Problem: Scan the lines below for "color"; report the number of lines that contain it, and only that.

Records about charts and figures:
══════════

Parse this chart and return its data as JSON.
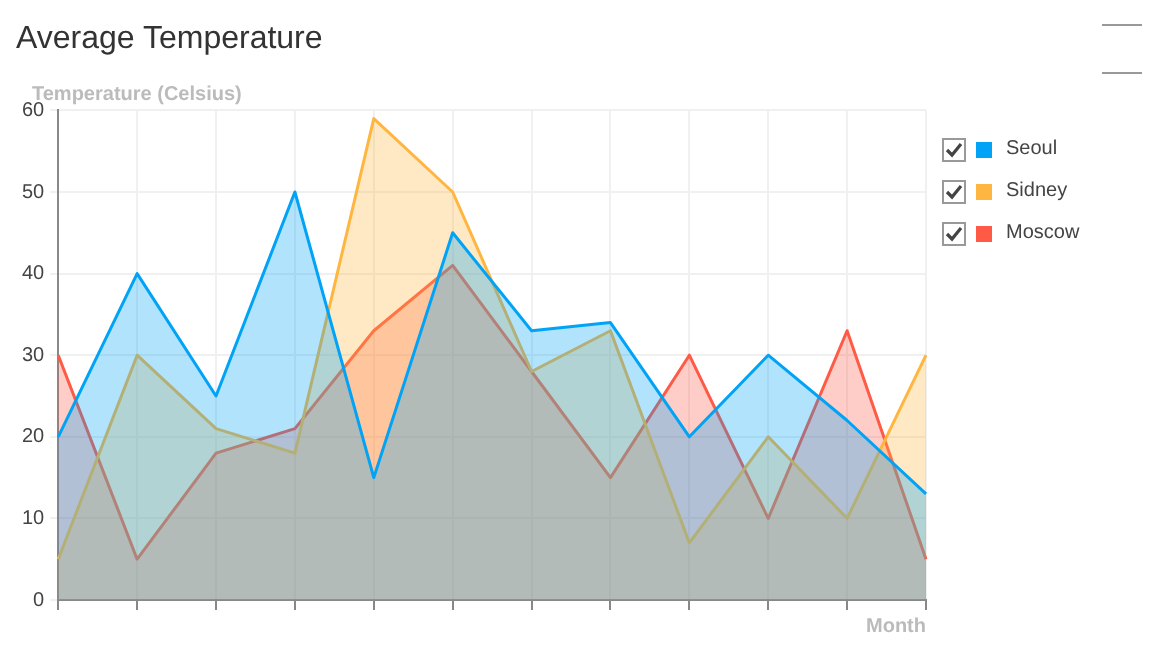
{
  "chart_data": {
    "type": "area",
    "title": "Average Temperature",
    "ylabel": "Temperature (Celsius)",
    "xlabel": "Month",
    "categories": [
      null,
      null,
      null,
      null,
      null,
      null,
      null,
      null,
      null,
      null,
      null,
      null
    ],
    "series": [
      {
        "name": "Seoul",
        "color": "#00a3f5",
        "values": [
          20,
          40,
          25,
          50,
          15,
          45,
          33,
          34,
          20,
          30,
          22,
          13
        ]
      },
      {
        "name": "Sidney",
        "color": "#ffb640",
        "values": [
          5,
          30,
          21,
          18,
          59,
          50,
          28,
          33,
          7,
          20,
          10,
          30
        ]
      },
      {
        "name": "Moscow",
        "color": "#ff5a45",
        "values": [
          30,
          5,
          18,
          21,
          33,
          41,
          28,
          15,
          30,
          10,
          33,
          5
        ]
      }
    ],
    "ylim": [
      0,
      60
    ],
    "yticks": [
      0,
      10,
      20,
      30,
      40,
      50,
      60
    ],
    "grid": true,
    "legend": "right",
    "marker": "none",
    "line_style": "solid"
  }
}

══════════

Response to this task: 3